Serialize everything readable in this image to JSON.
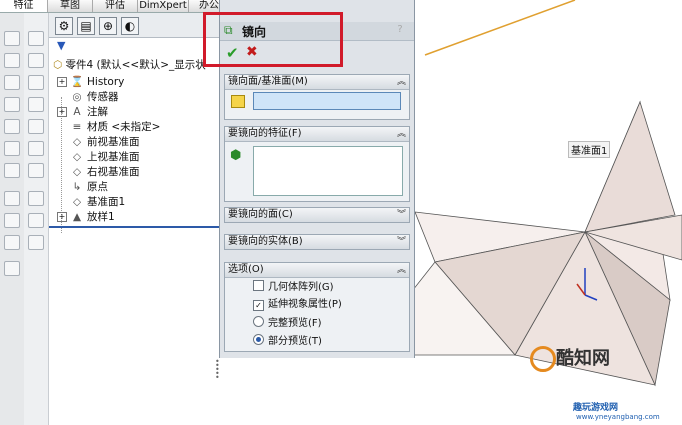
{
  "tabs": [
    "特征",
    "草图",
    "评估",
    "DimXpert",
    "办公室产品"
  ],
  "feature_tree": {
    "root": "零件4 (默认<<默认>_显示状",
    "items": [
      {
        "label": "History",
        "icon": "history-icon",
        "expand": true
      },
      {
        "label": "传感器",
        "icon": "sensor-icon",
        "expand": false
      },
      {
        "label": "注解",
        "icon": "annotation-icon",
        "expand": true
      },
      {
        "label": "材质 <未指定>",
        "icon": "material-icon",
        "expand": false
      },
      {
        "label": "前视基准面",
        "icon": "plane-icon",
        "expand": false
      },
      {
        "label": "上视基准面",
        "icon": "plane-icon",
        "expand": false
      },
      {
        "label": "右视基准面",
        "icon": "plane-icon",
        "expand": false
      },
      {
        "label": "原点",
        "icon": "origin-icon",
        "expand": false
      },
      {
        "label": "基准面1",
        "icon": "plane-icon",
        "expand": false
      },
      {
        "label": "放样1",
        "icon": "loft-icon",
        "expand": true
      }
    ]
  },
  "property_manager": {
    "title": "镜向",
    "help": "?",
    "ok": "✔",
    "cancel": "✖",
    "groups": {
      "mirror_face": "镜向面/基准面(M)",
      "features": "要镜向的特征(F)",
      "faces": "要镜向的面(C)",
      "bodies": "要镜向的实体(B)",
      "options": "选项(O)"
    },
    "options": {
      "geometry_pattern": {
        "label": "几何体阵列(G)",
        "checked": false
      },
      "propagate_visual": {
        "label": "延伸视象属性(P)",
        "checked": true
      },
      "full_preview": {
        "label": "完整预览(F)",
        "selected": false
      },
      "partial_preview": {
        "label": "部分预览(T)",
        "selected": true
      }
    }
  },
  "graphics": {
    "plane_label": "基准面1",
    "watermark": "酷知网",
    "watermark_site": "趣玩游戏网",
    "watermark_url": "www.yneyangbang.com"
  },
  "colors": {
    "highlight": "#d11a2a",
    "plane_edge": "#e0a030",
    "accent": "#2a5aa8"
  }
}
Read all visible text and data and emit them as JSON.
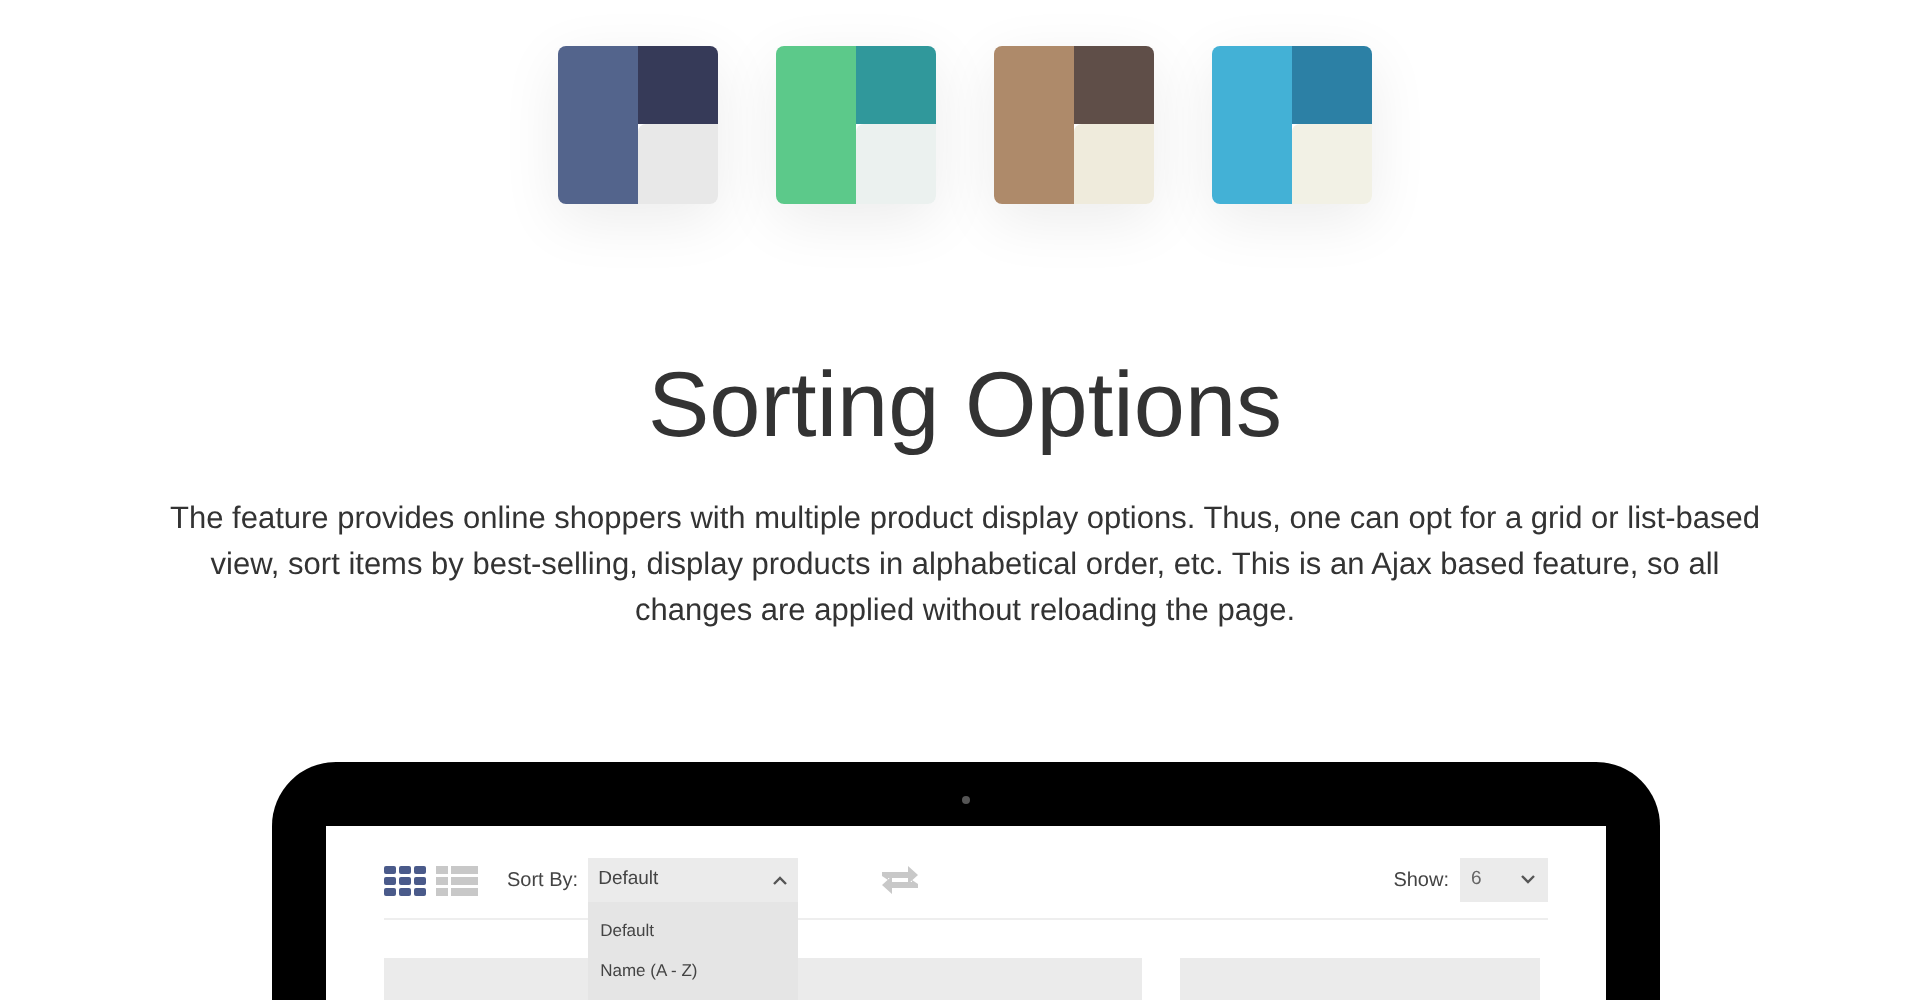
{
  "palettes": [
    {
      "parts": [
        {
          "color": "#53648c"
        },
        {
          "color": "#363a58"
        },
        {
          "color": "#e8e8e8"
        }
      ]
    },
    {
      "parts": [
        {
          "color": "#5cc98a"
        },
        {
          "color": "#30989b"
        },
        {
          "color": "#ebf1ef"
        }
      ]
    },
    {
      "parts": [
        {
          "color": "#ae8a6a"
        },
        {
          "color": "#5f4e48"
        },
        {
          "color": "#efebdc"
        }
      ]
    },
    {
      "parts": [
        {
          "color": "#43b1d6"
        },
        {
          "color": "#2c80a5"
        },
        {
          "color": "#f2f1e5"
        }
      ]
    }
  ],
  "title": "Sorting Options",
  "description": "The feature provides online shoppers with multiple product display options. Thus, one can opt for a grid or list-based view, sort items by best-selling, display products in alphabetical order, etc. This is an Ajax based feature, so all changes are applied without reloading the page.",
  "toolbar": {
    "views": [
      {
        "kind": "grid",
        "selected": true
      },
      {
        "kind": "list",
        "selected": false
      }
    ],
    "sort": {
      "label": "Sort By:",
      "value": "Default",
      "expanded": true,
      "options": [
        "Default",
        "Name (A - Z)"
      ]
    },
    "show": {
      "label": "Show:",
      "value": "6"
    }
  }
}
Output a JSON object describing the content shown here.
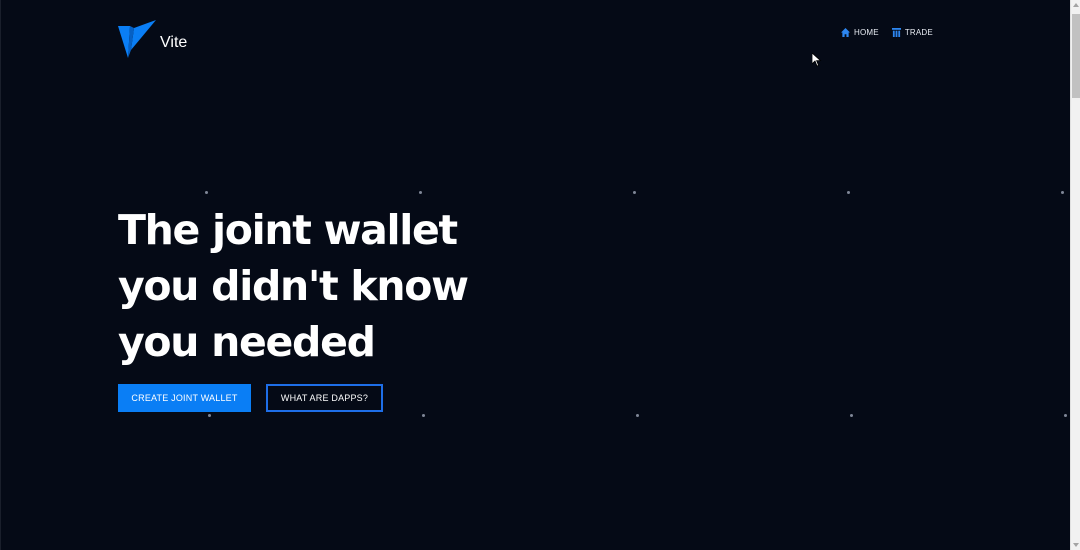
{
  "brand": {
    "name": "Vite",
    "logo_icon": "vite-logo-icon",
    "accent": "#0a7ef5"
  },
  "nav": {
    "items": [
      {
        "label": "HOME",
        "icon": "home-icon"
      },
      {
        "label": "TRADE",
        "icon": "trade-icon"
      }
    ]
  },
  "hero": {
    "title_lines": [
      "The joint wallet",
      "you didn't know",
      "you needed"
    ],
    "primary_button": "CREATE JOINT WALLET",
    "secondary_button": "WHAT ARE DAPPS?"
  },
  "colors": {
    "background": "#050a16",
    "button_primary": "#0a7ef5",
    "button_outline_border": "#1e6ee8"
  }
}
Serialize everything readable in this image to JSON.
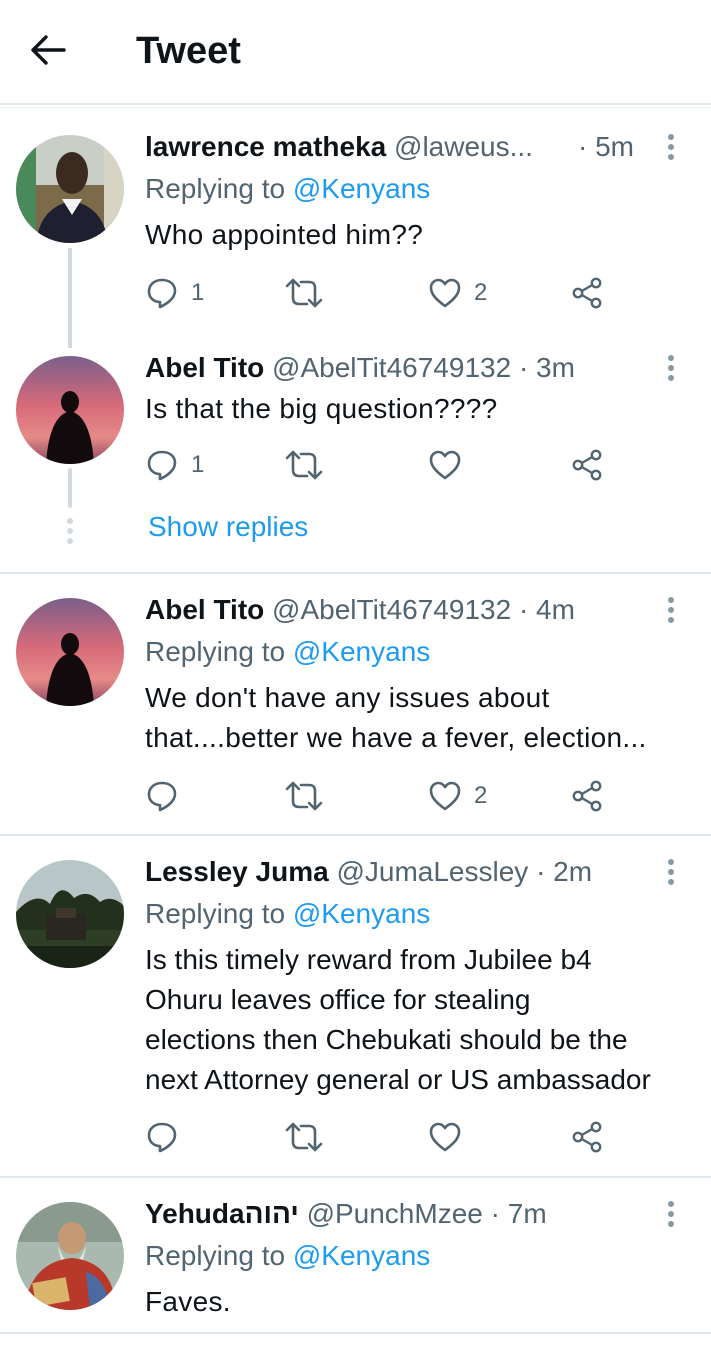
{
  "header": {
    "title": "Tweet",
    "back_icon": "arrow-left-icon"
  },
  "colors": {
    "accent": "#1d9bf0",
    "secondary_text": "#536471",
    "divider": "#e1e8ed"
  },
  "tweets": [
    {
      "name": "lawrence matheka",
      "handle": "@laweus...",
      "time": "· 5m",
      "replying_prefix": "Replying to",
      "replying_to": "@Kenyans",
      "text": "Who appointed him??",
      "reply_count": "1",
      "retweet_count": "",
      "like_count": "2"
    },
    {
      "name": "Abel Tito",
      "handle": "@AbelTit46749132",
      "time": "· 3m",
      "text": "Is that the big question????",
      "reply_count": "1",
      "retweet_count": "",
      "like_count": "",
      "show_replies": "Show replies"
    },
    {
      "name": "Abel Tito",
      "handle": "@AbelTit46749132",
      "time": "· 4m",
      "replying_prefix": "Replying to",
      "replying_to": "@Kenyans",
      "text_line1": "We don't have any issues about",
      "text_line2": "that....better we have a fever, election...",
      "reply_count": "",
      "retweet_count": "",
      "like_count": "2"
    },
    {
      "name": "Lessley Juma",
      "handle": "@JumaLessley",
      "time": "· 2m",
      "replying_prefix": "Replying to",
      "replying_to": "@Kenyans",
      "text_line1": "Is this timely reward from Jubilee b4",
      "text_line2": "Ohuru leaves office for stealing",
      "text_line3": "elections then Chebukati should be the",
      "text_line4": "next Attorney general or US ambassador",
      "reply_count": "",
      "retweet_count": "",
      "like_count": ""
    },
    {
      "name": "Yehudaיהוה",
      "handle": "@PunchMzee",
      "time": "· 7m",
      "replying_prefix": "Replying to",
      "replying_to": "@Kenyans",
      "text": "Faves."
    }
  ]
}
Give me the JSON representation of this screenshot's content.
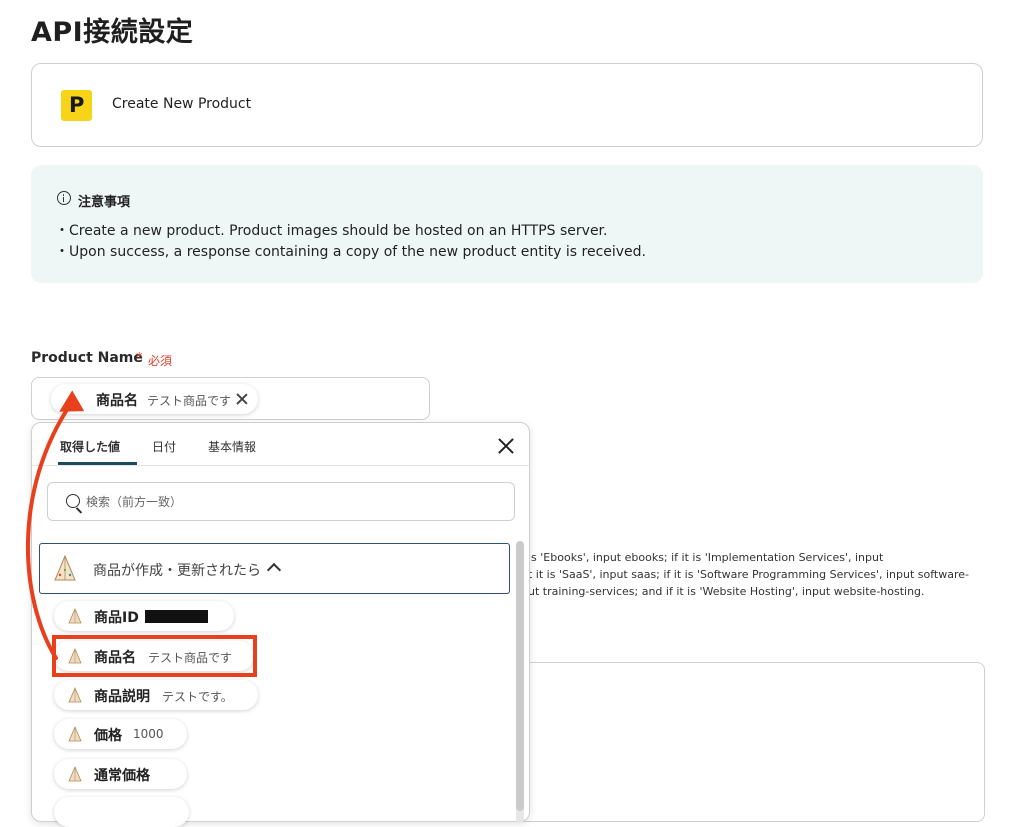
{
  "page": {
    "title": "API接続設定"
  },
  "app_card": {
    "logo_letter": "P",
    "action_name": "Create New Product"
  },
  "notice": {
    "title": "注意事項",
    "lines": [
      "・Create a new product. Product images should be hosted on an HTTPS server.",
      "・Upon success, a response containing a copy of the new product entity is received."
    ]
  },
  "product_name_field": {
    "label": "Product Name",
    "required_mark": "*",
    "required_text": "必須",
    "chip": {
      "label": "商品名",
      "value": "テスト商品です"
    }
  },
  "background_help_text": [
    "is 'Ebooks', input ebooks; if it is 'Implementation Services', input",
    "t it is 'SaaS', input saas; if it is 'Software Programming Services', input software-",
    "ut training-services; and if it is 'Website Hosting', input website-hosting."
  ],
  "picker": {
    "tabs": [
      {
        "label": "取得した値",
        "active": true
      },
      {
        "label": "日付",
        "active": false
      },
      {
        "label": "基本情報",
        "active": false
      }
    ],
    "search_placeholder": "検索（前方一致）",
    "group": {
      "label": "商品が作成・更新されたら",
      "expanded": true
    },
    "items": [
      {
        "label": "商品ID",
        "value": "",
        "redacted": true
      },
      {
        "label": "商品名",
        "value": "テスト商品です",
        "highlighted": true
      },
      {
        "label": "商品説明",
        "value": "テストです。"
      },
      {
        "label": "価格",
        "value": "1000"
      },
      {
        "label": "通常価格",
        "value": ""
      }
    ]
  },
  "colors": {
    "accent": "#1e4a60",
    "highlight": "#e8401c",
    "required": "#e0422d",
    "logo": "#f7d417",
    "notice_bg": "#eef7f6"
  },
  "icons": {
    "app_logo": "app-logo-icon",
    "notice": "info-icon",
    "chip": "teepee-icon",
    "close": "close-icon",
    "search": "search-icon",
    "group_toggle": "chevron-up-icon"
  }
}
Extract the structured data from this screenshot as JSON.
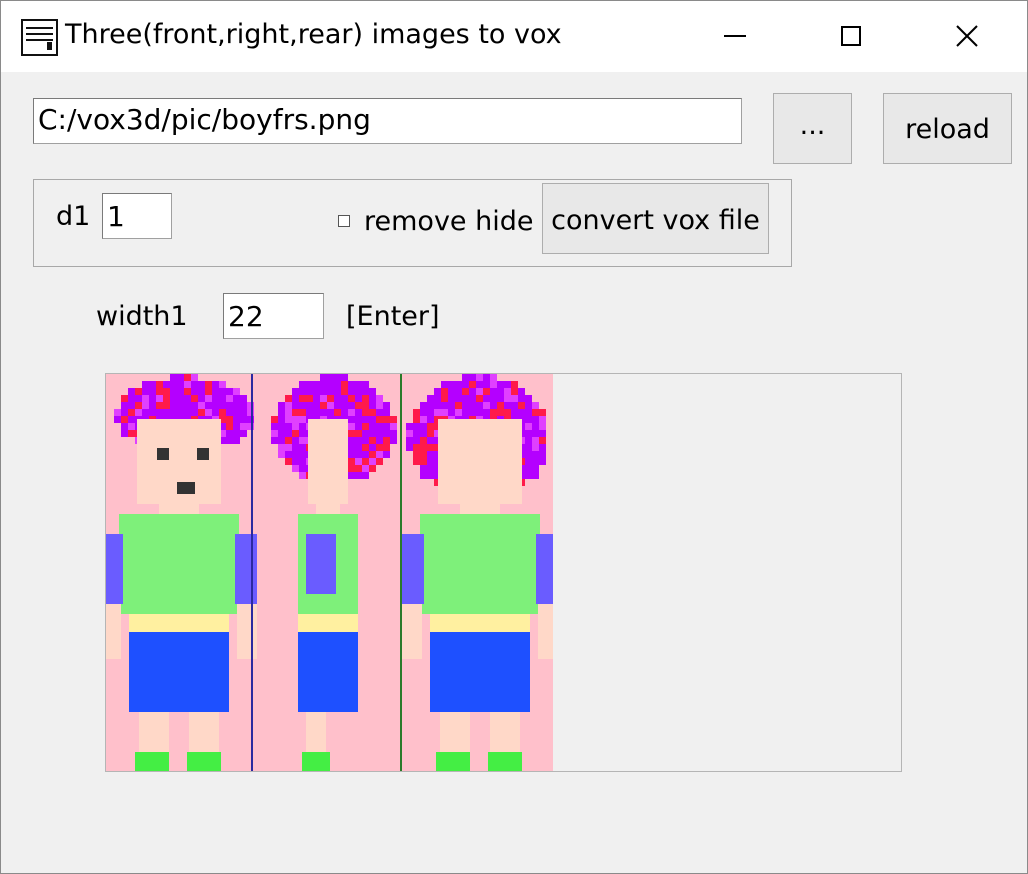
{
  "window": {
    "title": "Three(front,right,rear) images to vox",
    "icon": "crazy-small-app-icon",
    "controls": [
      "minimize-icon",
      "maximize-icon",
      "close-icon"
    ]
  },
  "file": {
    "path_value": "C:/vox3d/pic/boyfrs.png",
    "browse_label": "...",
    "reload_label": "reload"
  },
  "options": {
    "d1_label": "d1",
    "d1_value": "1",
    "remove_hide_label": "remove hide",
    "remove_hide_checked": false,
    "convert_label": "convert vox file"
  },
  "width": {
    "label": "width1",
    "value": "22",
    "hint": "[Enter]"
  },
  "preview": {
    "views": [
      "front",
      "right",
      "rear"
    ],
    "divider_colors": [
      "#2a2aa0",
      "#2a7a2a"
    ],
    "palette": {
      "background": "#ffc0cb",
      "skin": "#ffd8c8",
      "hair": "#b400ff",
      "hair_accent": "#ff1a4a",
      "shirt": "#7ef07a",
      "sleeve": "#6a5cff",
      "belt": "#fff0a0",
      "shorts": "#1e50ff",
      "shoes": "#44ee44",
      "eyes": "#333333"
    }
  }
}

******

Objective:
Search the data above for the string "should" and copy each line that has it.

Result for this task:
      "text_line3": "elections then Chebukati should be the",
      "・Create a new product. Product images should be hosted on an HTTPS server.",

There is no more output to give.